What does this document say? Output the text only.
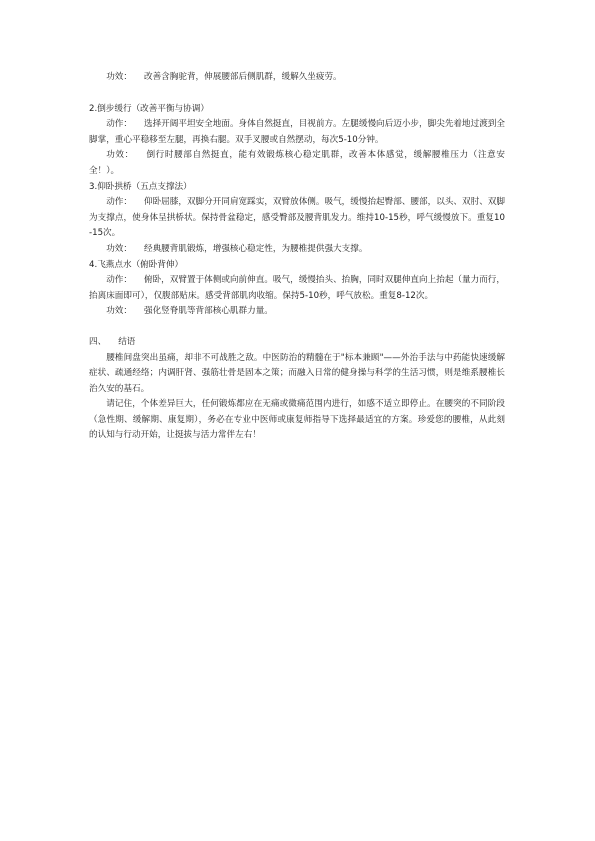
功效： 改善含胸驼背，伸展腰部后侧肌群，缓解久坐疲劳。

2.倒步缓行（改善平衡与协调）

动作： 选择开阔平坦安全地面。身体自然挺直，目视前方。左腿缓慢向后迈小步，脚尖先着地过渡到全脚掌，重心平稳移至左腿，再换右腿。双手叉腰或自然摆动，每次5-10分钟。

功效： 倒行时腰部自然挺直，能有效锻炼核心稳定肌群，改善本体感觉，缓解腰椎压力（注意安全！）。

3.仰卧拱桥（五点支撑法）

动作： 仰卧屈膝，双脚分开同肩宽踩实，双臂放体侧。吸气，缓慢抬起臀部、腰部，以头、双肘、双脚为支撑点，使身体呈拱桥状。保持骨盆稳定，感受臀部及腰背肌发力。维持10-15秒，呼气缓慢放下。重复10-15次。

功效： 经典腰背肌锻炼，增强核心稳定性，为腰椎提供强大支撑。

4.飞燕点水（俯卧背伸）

动作： 俯卧，双臂置于体侧或向前伸直。吸气，缓慢抬头、抬胸，同时双腿伸直向上抬起（量力而行，抬离床面即可），仅腹部贴床。感受背部肌肉收缩。保持5-10秒，呼气放松。重复8-12次。

功效： 强化竖脊肌等背部核心肌群力量。

四、 结语

腰椎间盘突出虽痛，却非不可战胜之敌。中医防治的精髓在于"标本兼顾"——外治手法与中药能快速缓解症状、疏通经络；内调肝肾、强筋壮骨是固本之策；而融入日常的健身操与科学的生活习惯，则是维系腰椎长治久安的基石。

请记住，个体差异巨大，任何锻炼都应在无痛或微痛范围内进行，如感不适立即停止。在腰突的不同阶段（急性期、缓解期、康复期），务必在专业中医师或康复师指导下选择最适宜的方案。珍爱您的腰椎，从此刻的认知与行动开始，让挺拔与活力常伴左右！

• [What the task asks]:
Print the entries above exactly, taking out only the pictures.

• [Correct response]:
What does this document say? Output the text only.
功效： 改善含胸驼背，伸展腰部后侧肌群，缓解久坐疲劳。

2.倒步缓行（改善平衡与协调）

动作： 选择开阔平坦安全地面。身体自然挺直，目视前方。左腿缓慢向后迈小步，脚尖先着地过渡到全脚掌，重心平稳移至左腿，再换右腿。双手叉腰或自然摆动，每次5-10分钟。

功效： 倒行时腰部自然挺直，能有效锻炼核心稳定肌群，改善本体感觉，缓解腰椎压力（注意安全！）。

3.仰卧拱桥（五点支撑法）

动作： 仰卧屈膝，双脚分开同肩宽踩实，双臂放体侧。吸气，缓慢抬起臀部、腰部，以头、双肘、双脚为支撑点，使身体呈拱桥状。保持骨盆稳定，感受臀部及腰背肌发力。维持10-15秒，呼气缓慢放下。重复10-15次。

功效： 经典腰背肌锻炼，增强核心稳定性，为腰椎提供强大支撑。

4.飞燕点水（俯卧背伸）

动作： 俯卧，双臂置于体侧或向前伸直。吸气，缓慢抬头、抬胸，同时双腿伸直向上抬起（量力而行，抬离床面即可），仅腹部贴床。感受背部肌肉收缩。保持5-10秒，呼气放松。重复8-12次。

功效： 强化竖脊肌等背部核心肌群力量。

四、 结语

腰椎间盘突出虽痛，却非不可战胜之敌。中医防治的精髓在于"标本兼顾"——外治手法与中药能快速缓解症状、疏通经络；内调肝肾、强筋壮骨是固本之策；而融入日常的健身操与科学的生活习惯，则是维系腰椎长治久安的基石。

请记住，个体差异巨大，任何锻炼都应在无痛或微痛范围内进行，如感不适立即停止。在腰突的不同阶段（急性期、缓解期、康复期），务必在专业中医师或康复师指导下选择最适宜的方案。珍爱您的腰椎，从此刻的认知与行动开始，让挺拔与活力常伴左右！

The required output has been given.